**Work to do:** Locate all lines with the word "name" and copy them out.

**Stored rows:**

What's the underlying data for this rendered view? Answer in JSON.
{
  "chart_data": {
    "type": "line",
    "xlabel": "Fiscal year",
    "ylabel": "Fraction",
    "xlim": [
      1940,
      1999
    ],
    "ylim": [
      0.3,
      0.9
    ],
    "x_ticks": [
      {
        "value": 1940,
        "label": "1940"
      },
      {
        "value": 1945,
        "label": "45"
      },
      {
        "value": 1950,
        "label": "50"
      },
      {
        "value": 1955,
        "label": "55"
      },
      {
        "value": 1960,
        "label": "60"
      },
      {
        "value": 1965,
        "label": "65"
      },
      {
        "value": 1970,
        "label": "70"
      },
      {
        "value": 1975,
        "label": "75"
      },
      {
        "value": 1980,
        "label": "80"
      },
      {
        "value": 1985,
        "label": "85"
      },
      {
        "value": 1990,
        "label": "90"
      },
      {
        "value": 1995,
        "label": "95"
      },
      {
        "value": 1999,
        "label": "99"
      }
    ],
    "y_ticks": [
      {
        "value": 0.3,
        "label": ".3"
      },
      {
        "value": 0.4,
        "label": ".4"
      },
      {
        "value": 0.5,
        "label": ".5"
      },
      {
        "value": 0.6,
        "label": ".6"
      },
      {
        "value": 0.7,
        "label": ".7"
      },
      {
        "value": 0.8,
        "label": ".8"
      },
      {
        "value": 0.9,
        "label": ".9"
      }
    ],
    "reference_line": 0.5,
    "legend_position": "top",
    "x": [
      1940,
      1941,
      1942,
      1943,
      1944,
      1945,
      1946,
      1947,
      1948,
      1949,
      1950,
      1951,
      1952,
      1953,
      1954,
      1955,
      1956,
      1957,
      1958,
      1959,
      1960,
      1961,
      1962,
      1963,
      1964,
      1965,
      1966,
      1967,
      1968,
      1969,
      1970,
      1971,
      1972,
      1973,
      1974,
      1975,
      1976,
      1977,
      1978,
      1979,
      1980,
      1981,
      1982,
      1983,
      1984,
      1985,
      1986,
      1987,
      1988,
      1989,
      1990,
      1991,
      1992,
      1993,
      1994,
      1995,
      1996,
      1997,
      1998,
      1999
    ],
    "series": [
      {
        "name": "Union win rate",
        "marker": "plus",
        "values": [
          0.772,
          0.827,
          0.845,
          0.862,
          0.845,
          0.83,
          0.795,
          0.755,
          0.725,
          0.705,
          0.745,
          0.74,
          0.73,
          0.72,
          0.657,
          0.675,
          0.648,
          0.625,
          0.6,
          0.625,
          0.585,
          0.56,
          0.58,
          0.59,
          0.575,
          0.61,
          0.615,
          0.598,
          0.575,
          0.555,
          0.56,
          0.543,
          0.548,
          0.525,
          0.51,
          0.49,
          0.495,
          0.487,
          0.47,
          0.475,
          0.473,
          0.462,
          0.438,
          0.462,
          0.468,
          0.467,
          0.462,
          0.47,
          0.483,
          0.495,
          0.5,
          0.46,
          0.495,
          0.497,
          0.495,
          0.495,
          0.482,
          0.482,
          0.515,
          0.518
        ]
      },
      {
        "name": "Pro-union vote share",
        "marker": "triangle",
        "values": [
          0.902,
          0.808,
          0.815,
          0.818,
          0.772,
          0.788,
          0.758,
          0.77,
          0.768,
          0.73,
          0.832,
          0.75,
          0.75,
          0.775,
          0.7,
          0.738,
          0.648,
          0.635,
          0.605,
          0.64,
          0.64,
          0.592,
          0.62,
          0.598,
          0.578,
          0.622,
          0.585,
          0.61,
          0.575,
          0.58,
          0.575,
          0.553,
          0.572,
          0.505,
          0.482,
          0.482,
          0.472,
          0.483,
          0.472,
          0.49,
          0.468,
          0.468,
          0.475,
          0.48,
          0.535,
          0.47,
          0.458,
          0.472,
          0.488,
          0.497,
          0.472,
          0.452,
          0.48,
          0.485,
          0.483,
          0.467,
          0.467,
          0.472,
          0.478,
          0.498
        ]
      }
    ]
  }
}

**Problem solution:**
        "name": "Union win rate",
        "name": "Pro-union vote share",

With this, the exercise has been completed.